▸ Input data:

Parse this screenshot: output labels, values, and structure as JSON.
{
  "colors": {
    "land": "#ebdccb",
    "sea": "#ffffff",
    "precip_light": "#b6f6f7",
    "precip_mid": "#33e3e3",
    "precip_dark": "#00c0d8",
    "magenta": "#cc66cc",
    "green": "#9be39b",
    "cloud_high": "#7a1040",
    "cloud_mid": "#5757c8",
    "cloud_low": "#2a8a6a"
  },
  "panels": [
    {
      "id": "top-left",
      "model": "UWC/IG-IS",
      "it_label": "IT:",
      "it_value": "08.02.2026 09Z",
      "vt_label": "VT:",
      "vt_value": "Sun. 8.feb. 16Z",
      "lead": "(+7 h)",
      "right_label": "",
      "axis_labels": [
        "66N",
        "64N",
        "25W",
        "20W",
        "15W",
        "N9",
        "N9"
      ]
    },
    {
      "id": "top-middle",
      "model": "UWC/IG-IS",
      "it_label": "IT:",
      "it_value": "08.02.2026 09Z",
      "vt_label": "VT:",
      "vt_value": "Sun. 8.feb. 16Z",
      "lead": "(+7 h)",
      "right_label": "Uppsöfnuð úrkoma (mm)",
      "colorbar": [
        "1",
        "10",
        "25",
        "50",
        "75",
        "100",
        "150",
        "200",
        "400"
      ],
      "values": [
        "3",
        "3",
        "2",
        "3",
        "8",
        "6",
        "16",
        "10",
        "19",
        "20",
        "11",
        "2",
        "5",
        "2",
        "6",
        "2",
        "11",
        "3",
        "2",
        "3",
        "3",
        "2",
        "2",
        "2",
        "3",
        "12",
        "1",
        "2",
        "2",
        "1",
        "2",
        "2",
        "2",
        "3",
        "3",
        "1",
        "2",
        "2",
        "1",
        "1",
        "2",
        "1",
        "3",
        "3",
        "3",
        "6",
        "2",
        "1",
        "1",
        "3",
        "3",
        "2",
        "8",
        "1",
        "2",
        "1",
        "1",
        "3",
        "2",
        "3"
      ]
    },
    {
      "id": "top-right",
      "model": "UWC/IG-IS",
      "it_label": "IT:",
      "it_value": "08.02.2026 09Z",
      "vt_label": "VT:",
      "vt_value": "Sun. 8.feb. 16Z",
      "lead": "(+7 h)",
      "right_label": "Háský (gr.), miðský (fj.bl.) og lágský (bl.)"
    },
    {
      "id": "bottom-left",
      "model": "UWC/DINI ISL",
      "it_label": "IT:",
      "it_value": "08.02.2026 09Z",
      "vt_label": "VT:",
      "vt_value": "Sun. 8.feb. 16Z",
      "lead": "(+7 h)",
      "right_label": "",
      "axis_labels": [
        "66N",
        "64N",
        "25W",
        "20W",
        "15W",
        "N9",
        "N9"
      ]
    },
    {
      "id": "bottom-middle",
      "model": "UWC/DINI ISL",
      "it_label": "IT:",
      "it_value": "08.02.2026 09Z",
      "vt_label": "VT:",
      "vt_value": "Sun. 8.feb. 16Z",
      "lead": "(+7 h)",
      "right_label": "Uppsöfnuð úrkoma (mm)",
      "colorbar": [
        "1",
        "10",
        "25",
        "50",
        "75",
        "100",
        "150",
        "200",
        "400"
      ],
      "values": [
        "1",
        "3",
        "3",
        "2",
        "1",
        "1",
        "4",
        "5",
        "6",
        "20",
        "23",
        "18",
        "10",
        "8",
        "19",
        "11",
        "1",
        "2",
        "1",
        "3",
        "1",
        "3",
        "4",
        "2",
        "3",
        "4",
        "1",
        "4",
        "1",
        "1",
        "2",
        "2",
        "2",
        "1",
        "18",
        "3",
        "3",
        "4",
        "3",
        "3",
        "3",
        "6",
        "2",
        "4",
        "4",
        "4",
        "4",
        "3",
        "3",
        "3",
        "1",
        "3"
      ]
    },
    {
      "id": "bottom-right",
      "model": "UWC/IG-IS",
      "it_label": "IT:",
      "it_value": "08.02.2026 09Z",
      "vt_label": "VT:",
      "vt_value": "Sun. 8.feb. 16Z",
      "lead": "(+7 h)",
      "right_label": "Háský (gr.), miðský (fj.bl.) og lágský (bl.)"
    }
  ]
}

▸ Stated goal: Out of the records, collect only those lines that contain the string "bottom".

▸ Reply:
      "id": "bottom-left",
      "id": "bottom-middle",
      "id": "bottom-right",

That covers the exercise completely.